**** DATASET ENTRIES
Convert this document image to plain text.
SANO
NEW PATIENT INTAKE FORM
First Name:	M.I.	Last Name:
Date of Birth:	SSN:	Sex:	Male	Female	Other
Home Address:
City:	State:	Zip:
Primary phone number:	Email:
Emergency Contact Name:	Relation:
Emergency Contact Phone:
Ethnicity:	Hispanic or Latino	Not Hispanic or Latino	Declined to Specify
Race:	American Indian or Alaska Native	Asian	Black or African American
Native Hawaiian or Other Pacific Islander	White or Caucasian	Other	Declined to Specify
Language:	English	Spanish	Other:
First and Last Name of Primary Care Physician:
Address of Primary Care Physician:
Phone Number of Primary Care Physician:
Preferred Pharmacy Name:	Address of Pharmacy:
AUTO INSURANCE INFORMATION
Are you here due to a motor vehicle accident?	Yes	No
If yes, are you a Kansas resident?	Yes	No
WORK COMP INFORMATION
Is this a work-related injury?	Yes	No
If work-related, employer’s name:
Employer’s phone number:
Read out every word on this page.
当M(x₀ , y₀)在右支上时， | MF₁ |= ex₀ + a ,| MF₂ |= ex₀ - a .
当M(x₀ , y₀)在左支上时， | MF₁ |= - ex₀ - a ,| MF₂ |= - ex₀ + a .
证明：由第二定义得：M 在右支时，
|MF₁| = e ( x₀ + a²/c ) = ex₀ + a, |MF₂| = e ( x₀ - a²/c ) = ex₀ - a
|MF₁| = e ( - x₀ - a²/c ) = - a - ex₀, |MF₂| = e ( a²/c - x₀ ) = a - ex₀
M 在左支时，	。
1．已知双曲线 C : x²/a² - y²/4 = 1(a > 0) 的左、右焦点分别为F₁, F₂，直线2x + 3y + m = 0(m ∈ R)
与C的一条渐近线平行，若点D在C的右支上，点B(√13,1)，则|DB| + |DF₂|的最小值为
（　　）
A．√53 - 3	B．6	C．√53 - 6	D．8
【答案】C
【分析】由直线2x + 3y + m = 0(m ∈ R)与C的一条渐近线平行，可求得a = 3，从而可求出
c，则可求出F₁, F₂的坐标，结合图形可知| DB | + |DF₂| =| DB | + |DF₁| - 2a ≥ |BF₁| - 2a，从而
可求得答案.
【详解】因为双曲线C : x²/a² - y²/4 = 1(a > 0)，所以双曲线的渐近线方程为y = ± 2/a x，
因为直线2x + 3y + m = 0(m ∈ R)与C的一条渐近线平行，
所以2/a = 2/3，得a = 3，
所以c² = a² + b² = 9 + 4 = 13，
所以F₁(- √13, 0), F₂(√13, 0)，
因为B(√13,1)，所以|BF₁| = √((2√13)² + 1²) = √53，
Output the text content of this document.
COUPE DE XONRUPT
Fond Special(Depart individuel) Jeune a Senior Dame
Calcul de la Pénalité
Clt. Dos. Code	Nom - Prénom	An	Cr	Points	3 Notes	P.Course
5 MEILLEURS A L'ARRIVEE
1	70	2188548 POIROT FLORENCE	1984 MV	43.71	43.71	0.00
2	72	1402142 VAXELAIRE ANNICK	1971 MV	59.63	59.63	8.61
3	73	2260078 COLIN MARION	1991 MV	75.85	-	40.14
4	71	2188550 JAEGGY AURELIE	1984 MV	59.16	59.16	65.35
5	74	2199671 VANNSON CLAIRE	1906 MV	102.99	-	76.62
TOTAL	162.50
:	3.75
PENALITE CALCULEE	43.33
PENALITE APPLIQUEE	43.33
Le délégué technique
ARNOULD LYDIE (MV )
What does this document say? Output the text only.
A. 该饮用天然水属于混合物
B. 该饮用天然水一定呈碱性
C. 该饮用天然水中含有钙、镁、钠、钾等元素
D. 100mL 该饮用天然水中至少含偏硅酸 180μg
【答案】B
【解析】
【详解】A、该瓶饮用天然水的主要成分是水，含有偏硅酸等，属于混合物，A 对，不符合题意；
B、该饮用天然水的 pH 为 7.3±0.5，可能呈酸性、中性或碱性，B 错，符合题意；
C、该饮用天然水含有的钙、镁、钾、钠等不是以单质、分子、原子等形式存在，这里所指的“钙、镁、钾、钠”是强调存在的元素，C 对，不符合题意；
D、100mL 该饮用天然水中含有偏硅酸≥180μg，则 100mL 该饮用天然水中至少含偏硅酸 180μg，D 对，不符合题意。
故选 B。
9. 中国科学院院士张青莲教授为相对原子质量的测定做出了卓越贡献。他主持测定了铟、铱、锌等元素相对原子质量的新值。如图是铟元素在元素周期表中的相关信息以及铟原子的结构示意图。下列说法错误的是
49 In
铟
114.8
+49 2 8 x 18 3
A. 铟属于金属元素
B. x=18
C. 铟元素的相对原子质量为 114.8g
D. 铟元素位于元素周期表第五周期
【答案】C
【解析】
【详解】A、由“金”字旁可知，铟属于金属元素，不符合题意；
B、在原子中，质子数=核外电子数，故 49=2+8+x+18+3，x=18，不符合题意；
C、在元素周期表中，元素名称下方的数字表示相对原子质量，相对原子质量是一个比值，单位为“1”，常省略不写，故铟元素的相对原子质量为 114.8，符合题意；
********
§ TASK BRIEF
Using the material above, extract the line that contains "What does this" and every line after it, exactly as given; stop at the last line.

§ WRITTEN ANSWER
What does this document say? Output the text only.
A. 该饮用天然水属于混合物
B. 该饮用天然水一定呈碱性
C. 该饮用天然水中含有钙、镁、钠、钾等元素
D. 100mL 该饮用天然水中至少含偏硅酸 180μg
【答案】B
【解析】
【详解】A、该瓶饮用天然水的主要成分是水，含有偏硅酸等，属于混合物，A 对，不符合题意；
B、该饮用天然水的 pH 为 7.3±0.5，可能呈酸性、中性或碱性，B 错，符合题意；
C、该饮用天然水含有的钙、镁、钾、钠等不是以单质、分子、原子等形式存在，这里所指的“钙、镁、钾、钠”是强调存在的元素，C 对，不符合题意；
D、100mL 该饮用天然水中含有偏硅酸≥180μg，则 100mL 该饮用天然水中至少含偏硅酸 180μg，D 对，不符合题意。
故选 B。
9. 中国科学院院士张青莲教授为相对原子质量的测定做出了卓越贡献。他主持测定了铟、铱、锌等元素相对原子质量的新值。如图是铟元素在元素周期表中的相关信息以及铟原子的结构示意图。下列说法错误的是
49 In
铟
114.8
+49 2 8 x 18 3
A. 铟属于金属元素
B. x=18
C. 铟元素的相对原子质量为 114.8g
D. 铟元素位于元素周期表第五周期
【答案】C
【解析】
【详解】A、由“金”字旁可知，铟属于金属元素，不符合题意；
B、在原子中，质子数=核外电子数，故 49=2+8+x+18+3，x=18，不符合题意；
C、在元素周期表中，元素名称下方的数字表示相对原子质量，相对原子质量是一个比值，单位为“1”，常省略不写，故铟元素的相对原子质量为 114.8，符合题意；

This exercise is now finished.